Of the lines in the records that follow, how many include the word "economic"? Answer with a bare number.

-- begin DATA RECORDS --

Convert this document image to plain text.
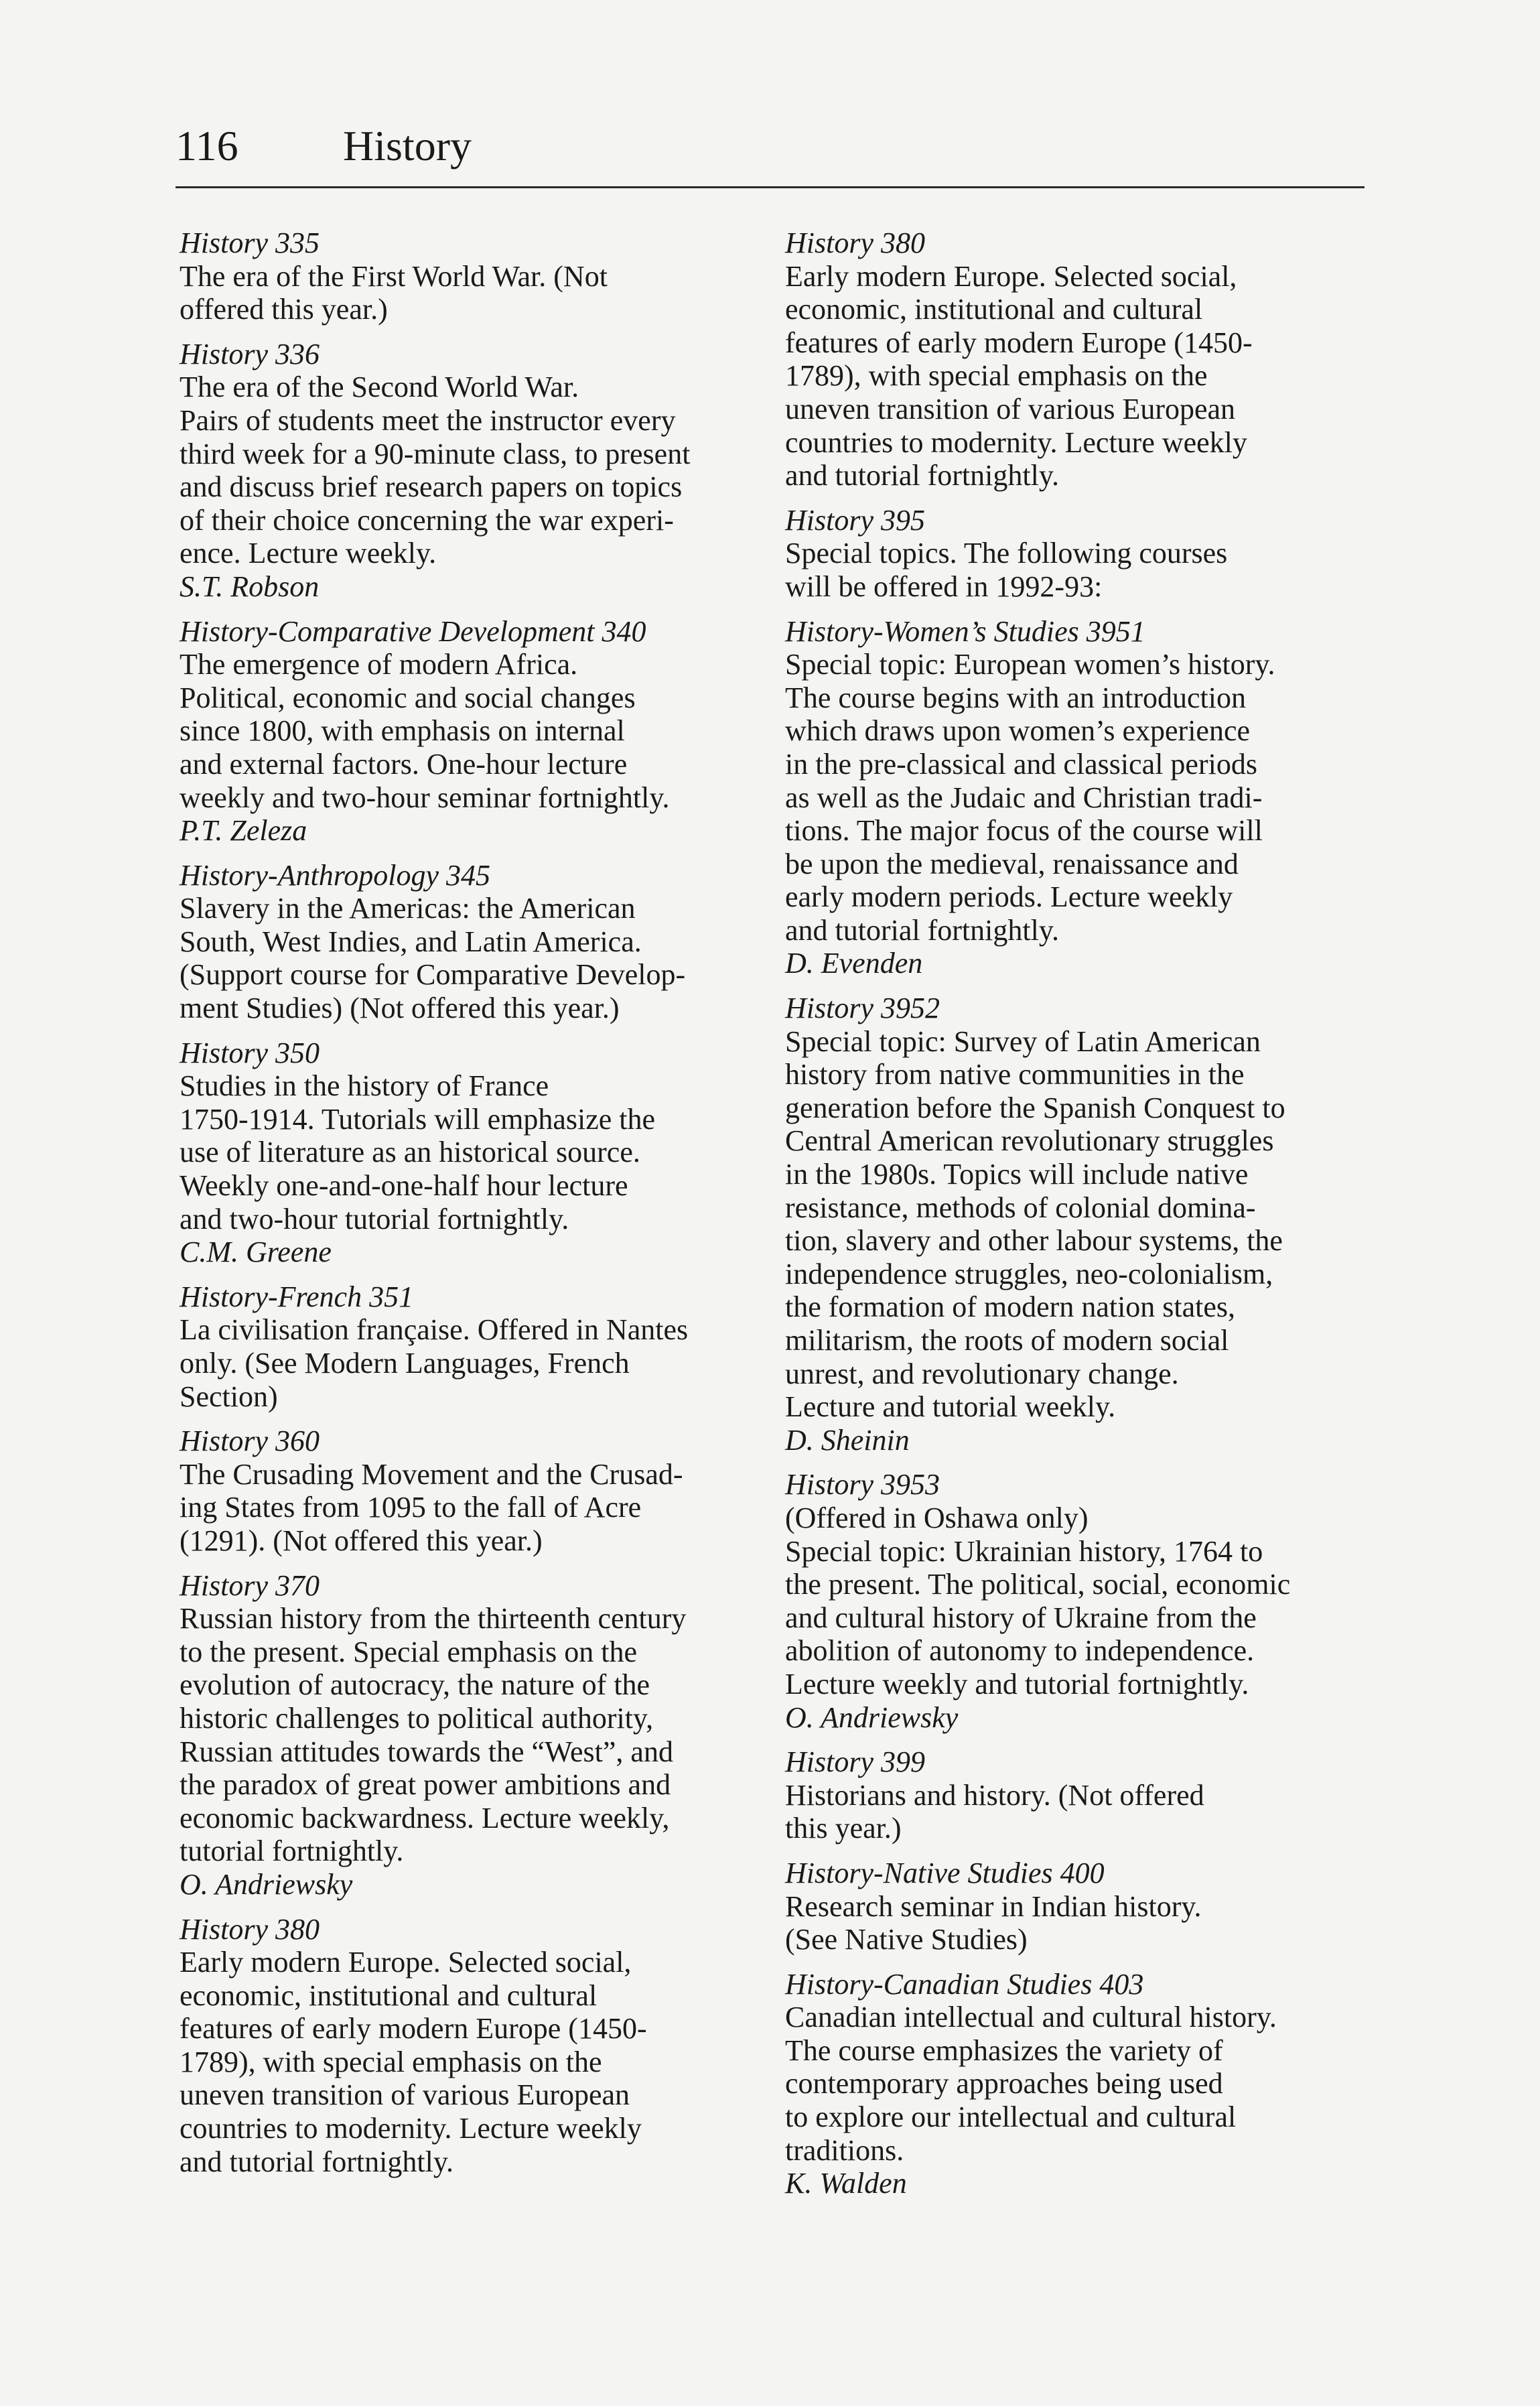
116 History
History 335
The era of the First World War. (Not
offered this year.)
History 336
The era of the Second World War.
Pairs of students meet the instructor every
third week for a 90-minute class, to present
and discuss brief research papers on topics
of their choice concerning the war experi-
ence. Lecture weekly.
S.T. Robson
History-Comparative Development 340
The emergence of modern Africa.
Political, economic and social changes
since 1800, with emphasis on internal
and external factors. One-hour lecture
weekly and two-hour seminar fortnightly.
P.T. Zeleza
History-Anthropology 345
Slavery in the Americas: the American
South, West Indies, and Latin America.
(Support course for Comparative Develop-
ment Studies) (Not offered this year.)
History 350
Studies in the history of France
1750-1914. Tutorials will emphasize the
use of literature as an historical source.
Weekly one-and-one-half hour lecture
and two-hour tutorial fortnightly.
C.M. Greene
History-French 351
La civilisation française. Offered in Nantes
only. (See Modern Languages, French
Section)
History 360
The Crusading Movement and the Crusad-
ing States from 1095 to the fall of Acre
(1291). (Not offered this year.)
History 370
Russian history from the thirteenth century
to the present. Special emphasis on the
evolution of autocracy, the nature of the
historic challenges to political authority,
Russian attitudes towards the “West”, and
the paradox of great power ambitions and
economic backwardness. Lecture weekly,
tutorial fortnightly.
O. Andriewsky
History 380
Early modern Europe. Selected social,
economic, institutional and cultural
features of early modern Europe (1450-
1789), with special emphasis on the
uneven transition of various European
countries to modernity. Lecture weekly
and tutorial fortnightly.
History 380
Early modern Europe. Selected social,
economic, institutional and cultural
features of early modern Europe (1450-
1789), with special emphasis on the
uneven transition of various European
countries to modernity. Lecture weekly
and tutorial fortnightly.
History 395
Special topics. The following courses
will be offered in 1992-93:
History-Women’s Studies 3951
Special topic: European women’s history.
The course begins with an introduction
which draws upon women’s experience
in the pre-classical and classical periods
as well as the Judaic and Christian tradi-
tions. The major focus of the course will
be upon the medieval, renaissance and
early modern periods. Lecture weekly
and tutorial fortnightly.
D. Evenden
History 3952
Special topic: Survey of Latin American
history from native communities in the
generation before the Spanish Conquest to
Central American revolutionary struggles
in the 1980s. Topics will include native
resistance, methods of colonial domina-
tion, slavery and other labour systems, the
independence struggles, neo-colonialism,
the formation of modern nation states,
militarism, the roots of modern social
unrest, and revolutionary change.
Lecture and tutorial weekly.
D. Sheinin
History 3953
(Offered in Oshawa only)
Special topic: Ukrainian history, 1764 to
the present. The political, social, economic
and cultural history of Ukraine from the
abolition of autonomy to independence.
Lecture weekly and tutorial fortnightly.
O. Andriewsky
History 399
Historians and history. (Not offered
this year.)
History-Native Studies 400
Research seminar in Indian history.
(See Native Studies)
History-Canadian Studies 403
Canadian intellectual and cultural history.
The course emphasizes the variety of
contemporary approaches being used
to explore our intellectual and cultural
traditions.
K. Walden
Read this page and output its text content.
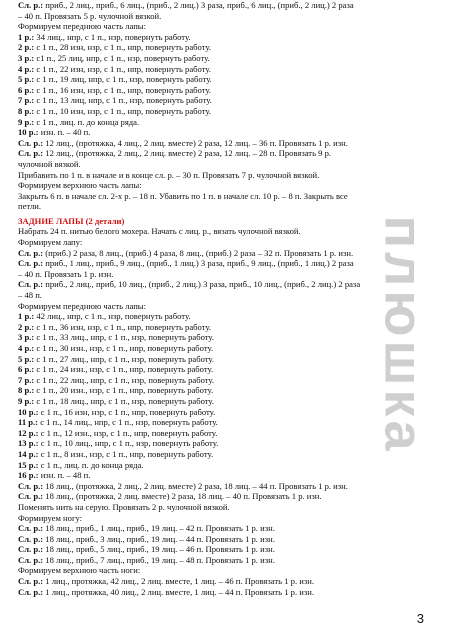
Сл. р.: приб., 2 лиц., приб., 6 лиц., (приб., 2 лиц.) 3 раза, приб., 6 лиц., (приб., 2 лиц.) 2 раза
– 40 п. Провязать 5 р. чулочной вязкой.
Формируем переднюю часть лапы:
1 р.: 34 лиц., нпр, с 1 п., нзр, повернуть работу.
2 р.: с 1 п., 28 изн, нзр, с 1 п., нпр, повернуть работу.
3 р.: с1 п., 25 лиц, нпр, с 1 п., нзр, повернуть работу.
4 р.: с 1 п., 22 изн, нзр, с 1 п., нпр, повернуть работу.
5 р.: с 1 п., 19 лиц, нпр, с 1 п., нзр, повернуть работу.
6 р.: с 1 п., 16 изн, нзр, с 1 п., нпр, повернуть работу.
7 р.: с 1 п., 13 лиц, нпр, с 1 п., нзр, повернуть работу.
8 р.: с 1 п., 10 изн, нзр, с 1 п., нпр, повернуть работу.
9 р.: с 1 п., лиц. п. до конца ряда.
10 р.: изн. п. – 40 п.
Сл. р.: 12 лиц., (протяжка, 4 лиц., 2 лиц. вместе) 2 раза, 12 лиц. – 36 п. Провязать 1 р. изн.
Сл. р.: 12 лиц., (протяжка, 2 лиц., 2 лиц. вместе) 2 раза, 12 лиц. – 28 п. Провязать 9 р. чулочной вязкой.
Прибавить по 1 п. в начале и в конце сл. р. – 30 п. Провязать 7 р. чулочной вязкой.
Формируем верхнюю часть лапы:
Закрыть 6 п. в начале сл. 2-х р. – 18 п. Убавить по 1 п. в начале сл. 10 р. – 8 п. Закрыть все петли.
ЗАДНИЕ ЛАПЫ (2 детали)
Набрать 24 п. нитью белого мохера. Начать с лиц. р., вязать чулочной вязкой.
Формируем лапу:
Сл. р.: (приб.) 2 раза, 8 лиц., (приб.) 4 раза, 8 лиц., (приб.) 2 раза – 32 п. Провязать 1 р. изн.
Сл. р.: приб., 1 лиц., приб., 9 лиц., (приб., 1 лиц.) 3 раза, приб., 9 лиц., (приб., 1 лиц.) 2 раза
– 40 п. Провязать 1 р. изн.
Сл. р.: приб., 2 лиц., приб, 10 лиц., (приб., 2 лиц.) 3 раза, приб., 10 лиц., (приб., 2 лиц.) 2 раза – 48 п.
Формируем переднюю часть лапы:
1 р.: 42 лиц., нпр, с 1 п., нзр, повернуть работу.
2 р.: с 1 п., 36 изн, нзр, с 1 п., нпр, повернуть работу.
3 р.: с 1 п., 33 лиц., нпр, с 1 п., нзр, повернуть работу.
4 р.: с 1 п., 30 изн., нзр, с 1 п., нпр, повернуть работу.
5 р.: с 1 п., 27 лиц., нпр, с 1 п., нзр, повернуть работу.
6 р.: с 1 п., 24 изн., нзр, с 1 п., нпр, повернуть работу.
7 р.: с 1 п., 22 лиц., нпр, с 1 п., нзр, повернуть работу.
8 р.: с 1 п., 20 изн., нзр, с 1 п., нпр, повернуть работу.
9 р.: с 1 п., 18 лиц., нпр, с 1 п., нзр, повернуть работу.
10 р.: с 1 п., 16 изн, нзр, с 1 п., нпр, повернуть работу.
11 р.: с 1 п., 14 лиц., нпр, с 1 п., нзр, повернуть работу.
12 р.: с 1 п., 12 изн., нзр, с 1 п., нпр, повернуть работу.
13 р.: с 1 п., 10 лиц., нпр, с 1 п., нзр, повернуть работу.
14 р.: с 1 п., 8 изн., нзр, с 1 п., нпр, повернуть работу.
15 р.: с 1 п., лиц. п. до конца ряда.
16 р.: изн. п. – 48 п.
Сл. р.: 18 лиц., (протяжка, 2 лиц., 2 лиц. вместе) 2 раза, 18 лиц. – 44 п. Провязать 1 р. изн.
Сл. р.: 18 лиц., (протяжка, 2 лиц. вместе) 2 раза, 18 лиц. – 40 п. Провязать 1 р. изн.
Поменять нить на серую. Провязать 2 р. чулочной вязкой.
Формируем ногу:
Сл. р.: 18 лиц., приб., 1 лиц., приб., 19 лиц. – 42 п. Провязать 1 р. изн.
Сл. р.: 18 лиц., приб., 3 лиц., приб., 19 лиц. – 44 п. Провязать 1 р. изн.
Сл. р.: 18 лиц., приб., 5 лиц., приб., 19 лиц. – 46 п. Провязать 1 р. изн.
Сл. р.: 18 лиц., приб., 7 лиц., приб., 19 лиц. – 48 п. Провязать 1 р. изн.
Формируем верхнюю часть ноги:
Сл. р.: 1 лиц., протяжка, 42 лиц., 2 лиц. вместе, 1 лиц. – 46 п. Провязать 1 р. изн.
Сл. р.: 1 лиц., протяжка, 40 лиц., 2 лиц. вместе, 1 лиц. – 44 п. Провязать 1 р. изн.
плюшка
3
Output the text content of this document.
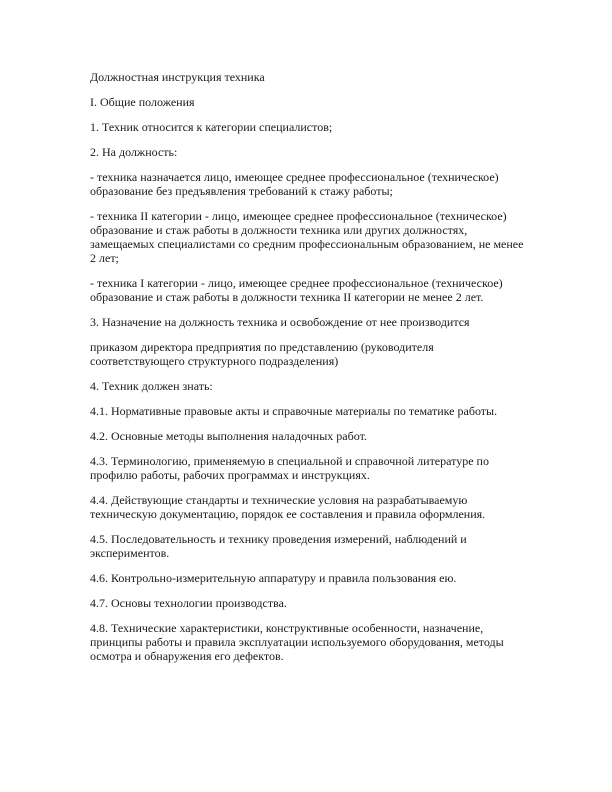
Должностная инструкция техника

I. Общие положения

1. Техник относится к категории специалистов;

2. На должность:

- техника назначается лицо, имеющее среднее профессиональное (техническое) образование без предъявления требований к стажу работы;

- техника II категории - лицо, имеющее среднее профессиональное (техническое) образование и стаж работы в должности техника или других должностях, замещаемых специалистами со средним профессиональным образованием, не менее 2 лет;

- техника I категории - лицо, имеющее среднее профессиональное (техническое) образование и стаж работы в должности техника II категории не менее 2 лет.

3. Назначение на должность техника и освобождение от нее производится

приказом директора предприятия по представлению (руководителя соответствующего структурного подразделения)

4. Техник должен знать:

4.1. Нормативные правовые акты и справочные материалы по тематике работы.

4.2. Основные методы выполнения наладочных работ.

4.3. Терминологию, применяемую в специальной и справочной литературе по профилю работы, рабочих программах и инструкциях.

4.4. Действующие стандарты и технические условия на разрабатываемую техническую документацию, порядок ее составления и правила оформления.

4.5. Последовательность и технику проведения измерений, наблюдений и экспериментов.

4.6. Контрольно-измерительную аппаратуру и правила пользования ею.

4.7. Основы технологии производства.

4.8. Технические характеристики, конструктивные особенности, назначение, принципы работы и правила эксплуатации используемого оборудования, методы осмотра и обнаружения его дефектов.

-- end DATA RECORDS --

RESPONSE >> 5